● GIVEN RECORDS
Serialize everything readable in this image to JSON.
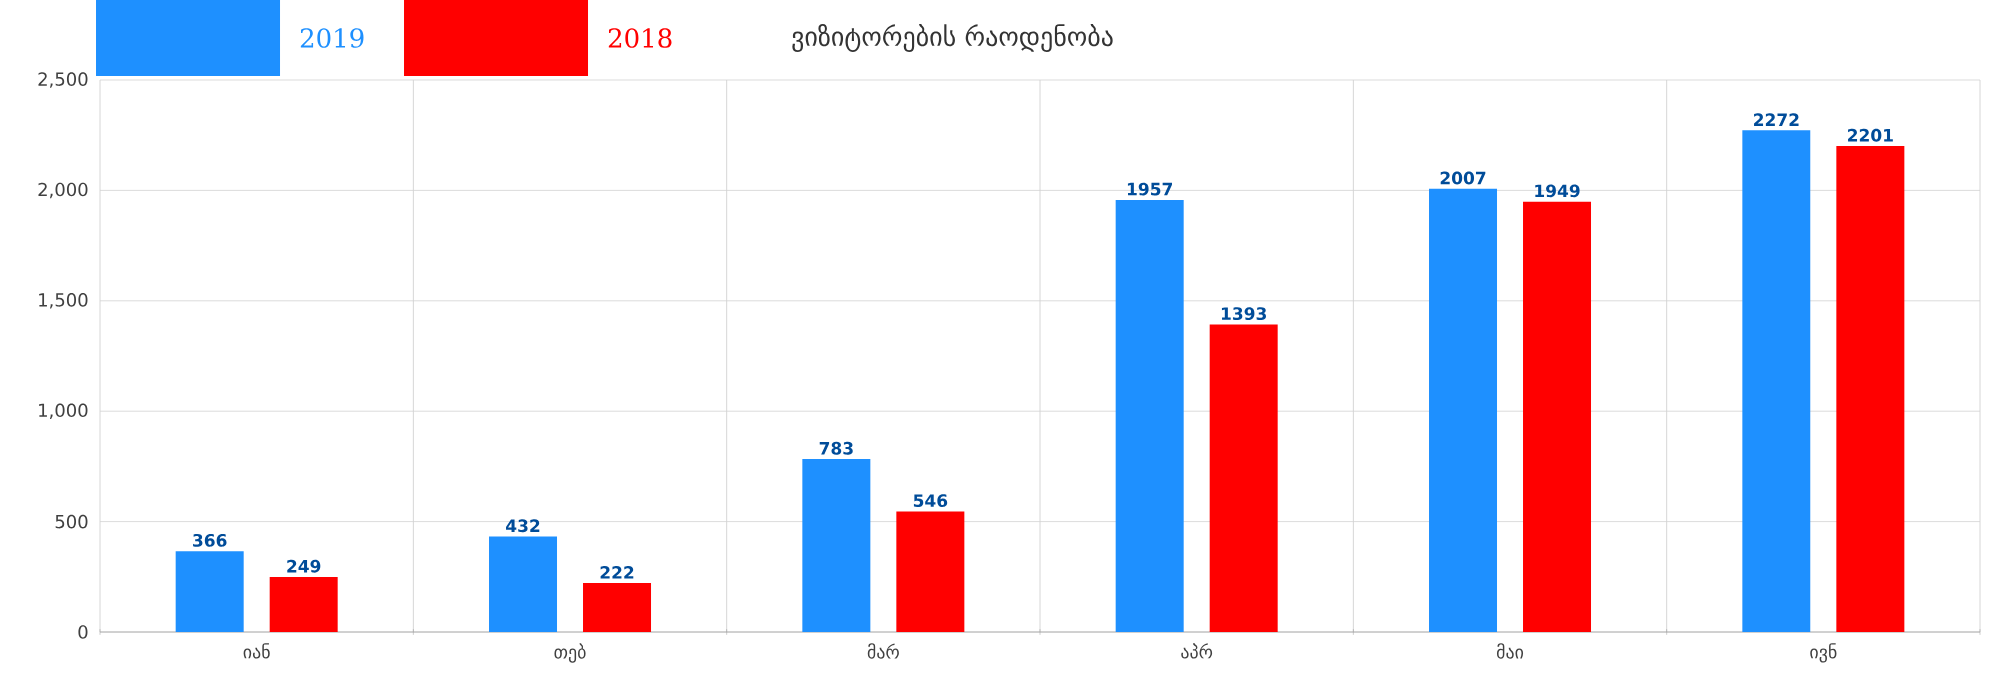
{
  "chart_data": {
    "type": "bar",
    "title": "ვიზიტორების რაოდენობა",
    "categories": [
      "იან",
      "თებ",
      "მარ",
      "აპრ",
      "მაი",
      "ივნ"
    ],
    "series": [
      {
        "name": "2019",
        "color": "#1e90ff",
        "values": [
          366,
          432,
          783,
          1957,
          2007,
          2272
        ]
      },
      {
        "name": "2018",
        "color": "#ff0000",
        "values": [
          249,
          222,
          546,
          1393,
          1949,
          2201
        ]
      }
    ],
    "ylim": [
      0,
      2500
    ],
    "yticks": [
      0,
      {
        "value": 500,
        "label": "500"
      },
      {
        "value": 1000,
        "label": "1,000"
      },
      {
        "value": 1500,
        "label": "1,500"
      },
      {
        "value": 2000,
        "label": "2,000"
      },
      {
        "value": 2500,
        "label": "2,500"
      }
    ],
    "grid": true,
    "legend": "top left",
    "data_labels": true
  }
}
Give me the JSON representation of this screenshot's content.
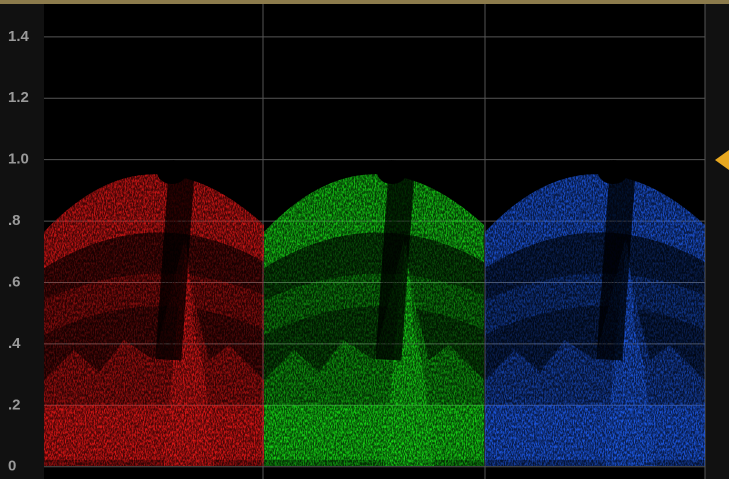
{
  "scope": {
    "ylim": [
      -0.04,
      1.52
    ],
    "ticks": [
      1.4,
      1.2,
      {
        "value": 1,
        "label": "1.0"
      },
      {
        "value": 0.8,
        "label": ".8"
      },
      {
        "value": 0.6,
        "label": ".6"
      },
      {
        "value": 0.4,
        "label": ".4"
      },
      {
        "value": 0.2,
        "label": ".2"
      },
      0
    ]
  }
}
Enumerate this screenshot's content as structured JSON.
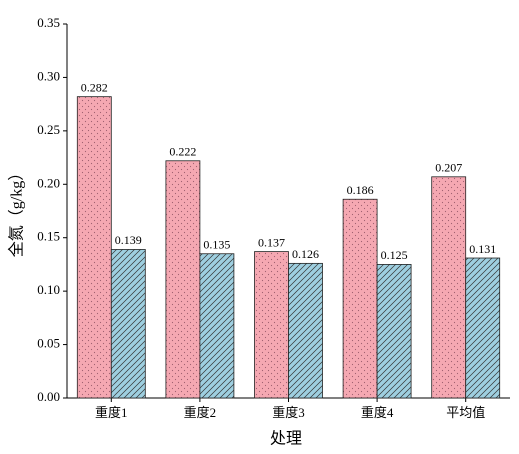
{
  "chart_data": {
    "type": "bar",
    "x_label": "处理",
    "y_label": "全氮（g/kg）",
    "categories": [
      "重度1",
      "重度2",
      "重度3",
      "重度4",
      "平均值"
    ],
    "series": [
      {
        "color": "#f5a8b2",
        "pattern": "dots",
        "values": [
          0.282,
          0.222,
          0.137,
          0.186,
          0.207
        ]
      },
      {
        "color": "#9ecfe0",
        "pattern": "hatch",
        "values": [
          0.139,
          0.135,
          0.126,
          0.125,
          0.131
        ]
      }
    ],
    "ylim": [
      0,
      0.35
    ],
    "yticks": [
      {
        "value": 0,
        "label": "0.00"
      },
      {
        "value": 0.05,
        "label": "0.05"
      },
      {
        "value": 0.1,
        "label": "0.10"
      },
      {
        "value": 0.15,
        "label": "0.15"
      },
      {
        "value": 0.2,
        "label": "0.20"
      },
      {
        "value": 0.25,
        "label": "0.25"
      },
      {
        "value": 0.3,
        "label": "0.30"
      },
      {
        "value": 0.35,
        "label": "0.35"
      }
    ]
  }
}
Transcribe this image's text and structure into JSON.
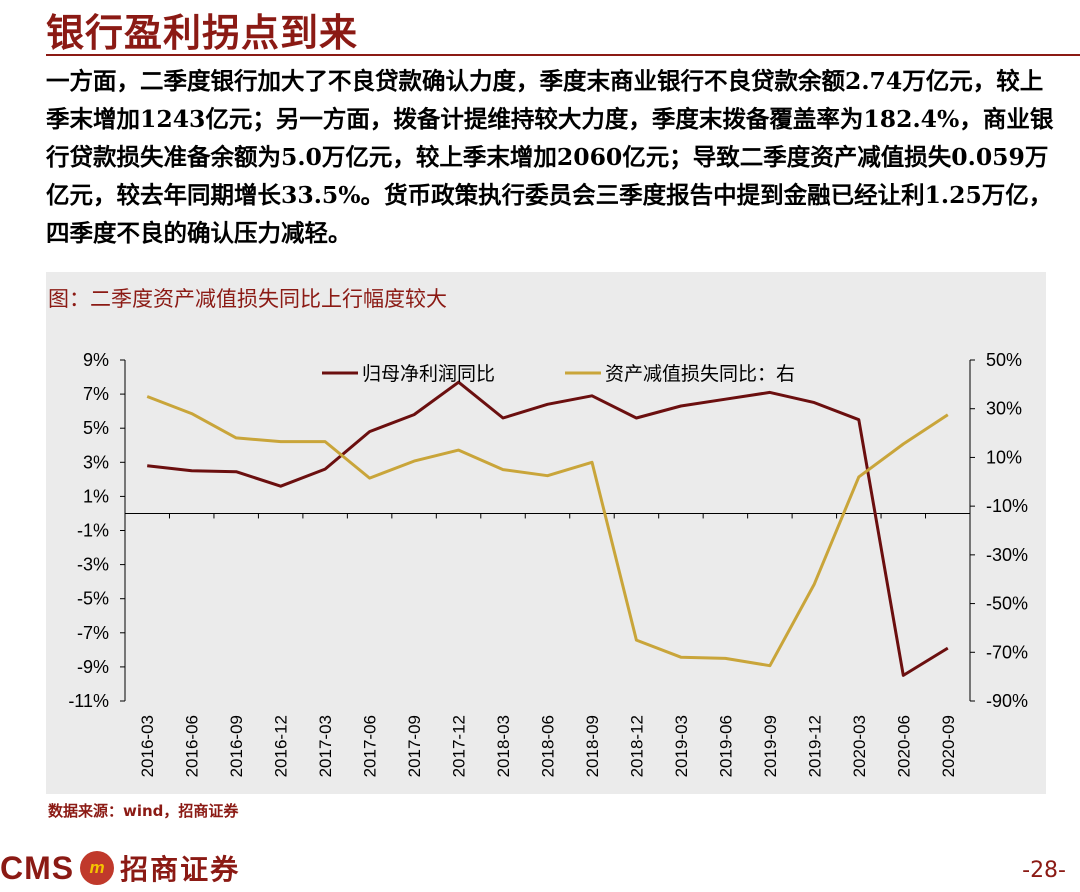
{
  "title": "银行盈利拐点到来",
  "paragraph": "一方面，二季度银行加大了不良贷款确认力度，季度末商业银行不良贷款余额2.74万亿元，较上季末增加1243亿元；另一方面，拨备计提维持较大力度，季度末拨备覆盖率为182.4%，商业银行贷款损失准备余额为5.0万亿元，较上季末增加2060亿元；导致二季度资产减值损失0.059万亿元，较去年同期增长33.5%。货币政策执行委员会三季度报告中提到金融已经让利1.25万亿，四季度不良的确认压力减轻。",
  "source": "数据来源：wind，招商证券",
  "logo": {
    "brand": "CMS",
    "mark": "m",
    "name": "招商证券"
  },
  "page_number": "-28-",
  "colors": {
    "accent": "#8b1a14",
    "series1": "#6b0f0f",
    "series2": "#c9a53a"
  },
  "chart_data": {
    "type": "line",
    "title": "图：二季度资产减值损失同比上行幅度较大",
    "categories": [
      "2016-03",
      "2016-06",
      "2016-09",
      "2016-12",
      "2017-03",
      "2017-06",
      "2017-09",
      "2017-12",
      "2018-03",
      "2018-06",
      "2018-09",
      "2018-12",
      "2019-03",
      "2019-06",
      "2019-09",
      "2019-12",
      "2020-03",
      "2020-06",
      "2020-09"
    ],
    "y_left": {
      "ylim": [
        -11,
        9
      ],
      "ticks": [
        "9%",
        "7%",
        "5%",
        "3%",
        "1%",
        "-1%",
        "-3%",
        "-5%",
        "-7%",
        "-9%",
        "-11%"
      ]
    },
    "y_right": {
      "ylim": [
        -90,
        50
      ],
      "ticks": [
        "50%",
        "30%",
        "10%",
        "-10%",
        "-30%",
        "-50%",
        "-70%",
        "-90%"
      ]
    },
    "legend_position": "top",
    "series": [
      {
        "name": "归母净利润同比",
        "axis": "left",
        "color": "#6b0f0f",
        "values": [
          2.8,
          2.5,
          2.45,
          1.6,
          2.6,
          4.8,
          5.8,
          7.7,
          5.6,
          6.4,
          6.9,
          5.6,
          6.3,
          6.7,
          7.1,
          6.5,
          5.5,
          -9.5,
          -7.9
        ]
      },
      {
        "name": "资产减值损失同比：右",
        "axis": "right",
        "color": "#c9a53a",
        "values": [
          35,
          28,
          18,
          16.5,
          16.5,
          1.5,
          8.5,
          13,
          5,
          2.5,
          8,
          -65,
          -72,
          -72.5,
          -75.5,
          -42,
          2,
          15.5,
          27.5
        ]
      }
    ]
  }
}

● SET TASK
Return the records exactly. Don't carry the pictures over.

● ANSWER
Serialize everything readable in this image to JSON.
{
  "chart_data": {
    "type": "bar",
    "title": "ვიზიტორების რაოდენობა",
    "categories": [
      "იან",
      "თებ",
      "მარ",
      "აპრ",
      "მაი",
      "ივნ"
    ],
    "series": [
      {
        "name": "2019",
        "color": "#1e90ff",
        "values": [
          366,
          432,
          783,
          1957,
          2007,
          2272
        ]
      },
      {
        "name": "2018",
        "color": "#ff0000",
        "values": [
          249,
          222,
          546,
          1393,
          1949,
          2201
        ]
      }
    ],
    "ylim": [
      0,
      2500
    ],
    "yticks": [
      0,
      {
        "value": 500,
        "label": "500"
      },
      {
        "value": 1000,
        "label": "1,000"
      },
      {
        "value": 1500,
        "label": "1,500"
      },
      {
        "value": 2000,
        "label": "2,000"
      },
      {
        "value": 2500,
        "label": "2,500"
      }
    ],
    "grid": true,
    "legend": "top left",
    "data_labels": true
  }
}
Give me the JSON representation of this screenshot's content.
{
  "scope": {
    "ylim": [
      -0.04,
      1.52
    ],
    "ticks": [
      1.4,
      1.2,
      {
        "value": 1,
        "label": "1.0"
      },
      {
        "value": 0.8,
        "label": ".8"
      },
      {
        "value": 0.6,
        "label": ".6"
      },
      {
        "value": 0.4,
        "label": ".4"
      },
      {
        "value": 0.2,
        "label": ".2"
      },
      0
    ]
  }
}
Enumerate this screenshot's content as structured JSON.
{
  "chart_data": {
    "type": "bar",
    "x_label": "处理",
    "y_label": "全氮（g/kg）",
    "categories": [
      "重度1",
      "重度2",
      "重度3",
      "重度4",
      "平均值"
    ],
    "series": [
      {
        "color": "#f5a8b2",
        "pattern": "dots",
        "values": [
          0.282,
          0.222,
          0.137,
          0.186,
          0.207
        ]
      },
      {
        "color": "#9ecfe0",
        "pattern": "hatch",
        "values": [
          0.139,
          0.135,
          0.126,
          0.125,
          0.131
        ]
      }
    ],
    "ylim": [
      0,
      0.35
    ],
    "yticks": [
      {
        "value": 0,
        "label": "0.00"
      },
      {
        "value": 0.05,
        "label": "0.05"
      },
      {
        "value": 0.1,
        "label": "0.10"
      },
      {
        "value": 0.15,
        "label": "0.15"
      },
      {
        "value": 0.2,
        "label": "0.20"
      },
      {
        "value": 0.25,
        "label": "0.25"
      },
      {
        "value": 0.3,
        "label": "0.30"
      },
      {
        "value": 0.35,
        "label": "0.35"
      }
    ]
  }
}
Transcribe this image's text and structure into JSON.
{
  "title": "银行盈利拐点到来",
  "paragraph": "一方面，二季度银行加大了不良贷款确认力度，季度末商业银行不良贷款余额2.74万亿元，较上季末增加1243亿元；另一方面，拨备计提维持较大力度，季度末拨备覆盖率为182.4%，商业银行贷款损失准备余额为5.0万亿元，较上季末增加2060亿元；导致二季度资产减值损失0.059万亿元，较去年同期增长33.5%。货币政策执行委员会三季度报告中提到金融已经让利1.25万亿，四季度不良的确认压力减轻。",
  "source": "数据来源：wind，招商证券",
  "logo": {
    "brand": "CMS",
    "mark": "m",
    "name": "招商证券"
  },
  "page_number": "-28-",
  "colors": {
    "accent": "#8b1a14",
    "series1": "#6b0f0f",
    "series2": "#c9a53a"
  },
  "chart_data": {
    "type": "line",
    "title": "图：二季度资产减值损失同比上行幅度较大",
    "categories": [
      "2016-03",
      "2016-06",
      "2016-09",
      "2016-12",
      "2017-03",
      "2017-06",
      "2017-09",
      "2017-12",
      "2018-03",
      "2018-06",
      "2018-09",
      "2018-12",
      "2019-03",
      "2019-06",
      "2019-09",
      "2019-12",
      "2020-03",
      "2020-06",
      "2020-09"
    ],
    "y_left": {
      "ylim": [
        -11,
        9
      ],
      "ticks": [
        "9%",
        "7%",
        "5%",
        "3%",
        "1%",
        "-1%",
        "-3%",
        "-5%",
        "-7%",
        "-9%",
        "-11%"
      ]
    },
    "y_right": {
      "ylim": [
        -90,
        50
      ],
      "ticks": [
        "50%",
        "30%",
        "10%",
        "-10%",
        "-30%",
        "-50%",
        "-70%",
        "-90%"
      ]
    },
    "legend_position": "top",
    "series": [
      {
        "name": "归母净利润同比",
        "axis": "left",
        "color": "#6b0f0f",
        "values": [
          2.8,
          2.5,
          2.45,
          1.6,
          2.6,
          4.8,
          5.8,
          7.7,
          5.6,
          6.4,
          6.9,
          5.6,
          6.3,
          6.7,
          7.1,
          6.5,
          5.5,
          -9.5,
          -7.9
        ]
      },
      {
        "name": "资产减值损失同比：右",
        "axis": "right",
        "color": "#c9a53a",
        "values": [
          35,
          28,
          18,
          16.5,
          16.5,
          1.5,
          8.5,
          13,
          5,
          2.5,
          8,
          -65,
          -72,
          -72.5,
          -75.5,
          -42,
          2,
          15.5,
          27.5
        ]
      }
    ]
  }
}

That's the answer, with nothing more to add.